Given problem
Set down the material once more, exactly as it appears.

::::::::

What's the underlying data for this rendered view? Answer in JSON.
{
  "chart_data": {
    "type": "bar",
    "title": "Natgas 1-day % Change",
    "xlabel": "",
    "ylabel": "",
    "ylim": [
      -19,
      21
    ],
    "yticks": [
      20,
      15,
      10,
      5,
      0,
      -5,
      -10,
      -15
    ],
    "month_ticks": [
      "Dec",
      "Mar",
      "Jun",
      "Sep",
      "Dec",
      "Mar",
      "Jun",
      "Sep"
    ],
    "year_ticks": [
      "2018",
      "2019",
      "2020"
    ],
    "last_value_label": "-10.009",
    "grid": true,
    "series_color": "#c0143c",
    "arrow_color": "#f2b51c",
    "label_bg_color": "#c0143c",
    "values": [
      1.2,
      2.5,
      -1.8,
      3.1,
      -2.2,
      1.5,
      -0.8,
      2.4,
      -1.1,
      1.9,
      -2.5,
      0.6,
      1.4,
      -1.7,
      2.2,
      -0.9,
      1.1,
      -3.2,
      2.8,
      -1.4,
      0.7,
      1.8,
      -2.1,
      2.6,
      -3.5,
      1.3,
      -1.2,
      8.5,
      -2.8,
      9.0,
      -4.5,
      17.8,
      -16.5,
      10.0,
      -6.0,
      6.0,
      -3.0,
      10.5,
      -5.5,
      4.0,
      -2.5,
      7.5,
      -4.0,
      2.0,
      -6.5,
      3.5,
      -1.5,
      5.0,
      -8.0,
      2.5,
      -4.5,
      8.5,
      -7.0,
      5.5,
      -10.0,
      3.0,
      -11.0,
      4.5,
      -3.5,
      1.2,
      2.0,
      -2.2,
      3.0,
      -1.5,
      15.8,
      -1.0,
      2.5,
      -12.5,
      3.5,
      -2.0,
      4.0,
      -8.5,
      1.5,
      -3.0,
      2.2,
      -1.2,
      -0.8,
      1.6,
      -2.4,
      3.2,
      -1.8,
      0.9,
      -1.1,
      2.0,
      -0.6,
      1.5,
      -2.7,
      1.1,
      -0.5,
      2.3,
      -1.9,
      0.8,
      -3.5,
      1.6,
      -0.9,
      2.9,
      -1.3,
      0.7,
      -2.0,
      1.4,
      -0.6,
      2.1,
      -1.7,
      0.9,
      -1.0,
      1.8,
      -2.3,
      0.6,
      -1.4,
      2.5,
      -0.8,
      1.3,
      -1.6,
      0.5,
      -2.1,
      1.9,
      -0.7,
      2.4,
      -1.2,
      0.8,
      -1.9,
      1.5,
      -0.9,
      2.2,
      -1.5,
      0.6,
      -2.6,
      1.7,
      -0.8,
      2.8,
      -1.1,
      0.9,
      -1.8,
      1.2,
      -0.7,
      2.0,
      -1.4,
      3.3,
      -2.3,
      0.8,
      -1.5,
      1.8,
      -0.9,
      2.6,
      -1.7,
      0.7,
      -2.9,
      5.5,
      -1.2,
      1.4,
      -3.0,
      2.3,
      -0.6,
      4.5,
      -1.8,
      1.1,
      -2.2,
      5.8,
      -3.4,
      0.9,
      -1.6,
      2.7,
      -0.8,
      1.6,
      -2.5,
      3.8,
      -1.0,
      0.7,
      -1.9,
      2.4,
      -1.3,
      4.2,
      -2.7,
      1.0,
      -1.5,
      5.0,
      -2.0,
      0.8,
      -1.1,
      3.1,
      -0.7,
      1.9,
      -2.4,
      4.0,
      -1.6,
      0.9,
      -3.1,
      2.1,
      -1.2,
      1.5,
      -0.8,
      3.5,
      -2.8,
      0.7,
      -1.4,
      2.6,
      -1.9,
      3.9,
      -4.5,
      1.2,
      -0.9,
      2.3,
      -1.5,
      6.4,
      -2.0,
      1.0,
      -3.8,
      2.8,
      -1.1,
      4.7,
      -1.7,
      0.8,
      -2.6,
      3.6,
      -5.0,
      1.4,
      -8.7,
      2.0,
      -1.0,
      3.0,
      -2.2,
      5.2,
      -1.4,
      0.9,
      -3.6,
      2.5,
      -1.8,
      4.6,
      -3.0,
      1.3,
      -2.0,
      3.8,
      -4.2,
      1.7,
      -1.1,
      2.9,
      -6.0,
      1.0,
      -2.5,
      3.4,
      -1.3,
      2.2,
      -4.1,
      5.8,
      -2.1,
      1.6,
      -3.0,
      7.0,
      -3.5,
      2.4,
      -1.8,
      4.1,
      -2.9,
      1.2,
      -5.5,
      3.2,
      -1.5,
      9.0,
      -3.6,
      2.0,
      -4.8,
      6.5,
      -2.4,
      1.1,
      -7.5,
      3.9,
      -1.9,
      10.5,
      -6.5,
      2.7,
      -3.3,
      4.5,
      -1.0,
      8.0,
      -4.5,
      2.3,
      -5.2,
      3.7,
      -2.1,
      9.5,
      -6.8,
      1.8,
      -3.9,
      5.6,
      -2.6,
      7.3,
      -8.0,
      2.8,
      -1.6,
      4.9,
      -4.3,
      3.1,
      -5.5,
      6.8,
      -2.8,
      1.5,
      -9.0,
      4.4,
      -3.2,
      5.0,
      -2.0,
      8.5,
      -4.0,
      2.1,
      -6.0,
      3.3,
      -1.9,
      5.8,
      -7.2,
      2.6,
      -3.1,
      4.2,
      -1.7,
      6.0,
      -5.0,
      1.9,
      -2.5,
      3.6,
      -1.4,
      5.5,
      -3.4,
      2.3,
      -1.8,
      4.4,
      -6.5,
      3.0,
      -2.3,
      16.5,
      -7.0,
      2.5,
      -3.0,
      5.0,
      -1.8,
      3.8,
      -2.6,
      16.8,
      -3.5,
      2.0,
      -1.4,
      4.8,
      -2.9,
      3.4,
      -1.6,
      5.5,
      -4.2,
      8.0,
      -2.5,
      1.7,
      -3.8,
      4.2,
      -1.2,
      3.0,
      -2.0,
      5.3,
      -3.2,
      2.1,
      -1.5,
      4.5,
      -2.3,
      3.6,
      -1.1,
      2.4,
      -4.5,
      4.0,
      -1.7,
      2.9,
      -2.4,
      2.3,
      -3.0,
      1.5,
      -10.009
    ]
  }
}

::::::::

Right answer
What's the underlying data for this rendered view? Answer in JSON.
{
  "chart_data": {
    "type": "bar",
    "title": "Natgas 1-day % Change",
    "xlabel": "",
    "ylabel": "",
    "ylim": [
      -19,
      21
    ],
    "yticks": [
      20,
      15,
      10,
      5,
      0,
      -5,
      -10,
      -15
    ],
    "month_ticks": [
      "Dec",
      "Mar",
      "Jun",
      "Sep",
      "Dec",
      "Mar",
      "Jun",
      "Sep"
    ],
    "year_ticks": [
      "2018",
      "2019",
      "2020"
    ],
    "last_value_label": "-10.009",
    "grid": true,
    "series_color": "#c0143c",
    "arrow_color": "#f2b51c",
    "label_bg_color": "#c0143c",
    "values": [
      1.2,
      2.5,
      -1.8,
      3.1,
      -2.2,
      1.5,
      -0.8,
      2.4,
      -1.1,
      1.9,
      -2.5,
      0.6,
      1.4,
      -1.7,
      2.2,
      -0.9,
      1.1,
      -3.2,
      2.8,
      -1.4,
      0.7,
      1.8,
      -2.1,
      2.6,
      -3.5,
      1.3,
      -1.2,
      8.5,
      -2.8,
      9.0,
      -4.5,
      17.8,
      -16.5,
      10.0,
      -6.0,
      6.0,
      -3.0,
      10.5,
      -5.5,
      4.0,
      -2.5,
      7.5,
      -4.0,
      2.0,
      -6.5,
      3.5,
      -1.5,
      5.0,
      -8.0,
      2.5,
      -4.5,
      8.5,
      -7.0,
      5.5,
      -10.0,
      3.0,
      -11.0,
      4.5,
      -3.5,
      1.2,
      2.0,
      -2.2,
      3.0,
      -1.5,
      15.8,
      -1.0,
      2.5,
      -12.5,
      3.5,
      -2.0,
      4.0,
      -8.5,
      1.5,
      -3.0,
      2.2,
      -1.2,
      -0.8,
      1.6,
      -2.4,
      3.2,
      -1.8,
      0.9,
      -1.1,
      2.0,
      -0.6,
      1.5,
      -2.7,
      1.1,
      -0.5,
      2.3,
      -1.9,
      0.8,
      -3.5,
      1.6,
      -0.9,
      2.9,
      -1.3,
      0.7,
      -2.0,
      1.4,
      -0.6,
      2.1,
      -1.7,
      0.9,
      -1.0,
      1.8,
      -2.3,
      0.6,
      -1.4,
      2.5,
      -0.8,
      1.3,
      -1.6,
      0.5,
      -2.1,
      1.9,
      -0.7,
      2.4,
      -1.2,
      0.8,
      -1.9,
      1.5,
      -0.9,
      2.2,
      -1.5,
      0.6,
      -2.6,
      1.7,
      -0.8,
      2.8,
      -1.1,
      0.9,
      -1.8,
      1.2,
      -0.7,
      2.0,
      -1.4,
      3.3,
      -2.3,
      0.8,
      -1.5,
      1.8,
      -0.9,
      2.6,
      -1.7,
      0.7,
      -2.9,
      5.5,
      -1.2,
      1.4,
      -3.0,
      2.3,
      -0.6,
      4.5,
      -1.8,
      1.1,
      -2.2,
      5.8,
      -3.4,
      0.9,
      -1.6,
      2.7,
      -0.8,
      1.6,
      -2.5,
      3.8,
      -1.0,
      0.7,
      -1.9,
      2.4,
      -1.3,
      4.2,
      -2.7,
      1.0,
      -1.5,
      5.0,
      -2.0,
      0.8,
      -1.1,
      3.1,
      -0.7,
      1.9,
      -2.4,
      4.0,
      -1.6,
      0.9,
      -3.1,
      2.1,
      -1.2,
      1.5,
      -0.8,
      3.5,
      -2.8,
      0.7,
      -1.4,
      2.6,
      -1.9,
      3.9,
      -4.5,
      1.2,
      -0.9,
      2.3,
      -1.5,
      6.4,
      -2.0,
      1.0,
      -3.8,
      2.8,
      -1.1,
      4.7,
      -1.7,
      0.8,
      -2.6,
      3.6,
      -5.0,
      1.4,
      -8.7,
      2.0,
      -1.0,
      3.0,
      -2.2,
      5.2,
      -1.4,
      0.9,
      -3.6,
      2.5,
      -1.8,
      4.6,
      -3.0,
      1.3,
      -2.0,
      3.8,
      -4.2,
      1.7,
      -1.1,
      2.9,
      -6.0,
      1.0,
      -2.5,
      3.4,
      -1.3,
      2.2,
      -4.1,
      5.8,
      -2.1,
      1.6,
      -3.0,
      7.0,
      -3.5,
      2.4,
      -1.8,
      4.1,
      -2.9,
      1.2,
      -5.5,
      3.2,
      -1.5,
      9.0,
      -3.6,
      2.0,
      -4.8,
      6.5,
      -2.4,
      1.1,
      -7.5,
      3.9,
      -1.9,
      10.5,
      -6.5,
      2.7,
      -3.3,
      4.5,
      -1.0,
      8.0,
      -4.5,
      2.3,
      -5.2,
      3.7,
      -2.1,
      9.5,
      -6.8,
      1.8,
      -3.9,
      5.6,
      -2.6,
      7.3,
      -8.0,
      2.8,
      -1.6,
      4.9,
      -4.3,
      3.1,
      -5.5,
      6.8,
      -2.8,
      1.5,
      -9.0,
      4.4,
      -3.2,
      5.0,
      -2.0,
      8.5,
      -4.0,
      2.1,
      -6.0,
      3.3,
      -1.9,
      5.8,
      -7.2,
      2.6,
      -3.1,
      4.2,
      -1.7,
      6.0,
      -5.0,
      1.9,
      -2.5,
      3.6,
      -1.4,
      5.5,
      -3.4,
      2.3,
      -1.8,
      4.4,
      -6.5,
      3.0,
      -2.3,
      16.5,
      -7.0,
      2.5,
      -3.0,
      5.0,
      -1.8,
      3.8,
      -2.6,
      16.8,
      -3.5,
      2.0,
      -1.4,
      4.8,
      -2.9,
      3.4,
      -1.6,
      5.5,
      -4.2,
      8.0,
      -2.5,
      1.7,
      -3.8,
      4.2,
      -1.2,
      3.0,
      -2.0,
      5.3,
      -3.2,
      2.1,
      -1.5,
      4.5,
      -2.3,
      3.6,
      -1.1,
      2.4,
      -4.5,
      4.0,
      -1.7,
      2.9,
      -2.4,
      2.3,
      -3.0,
      1.5,
      -10.009
    ]
  }
}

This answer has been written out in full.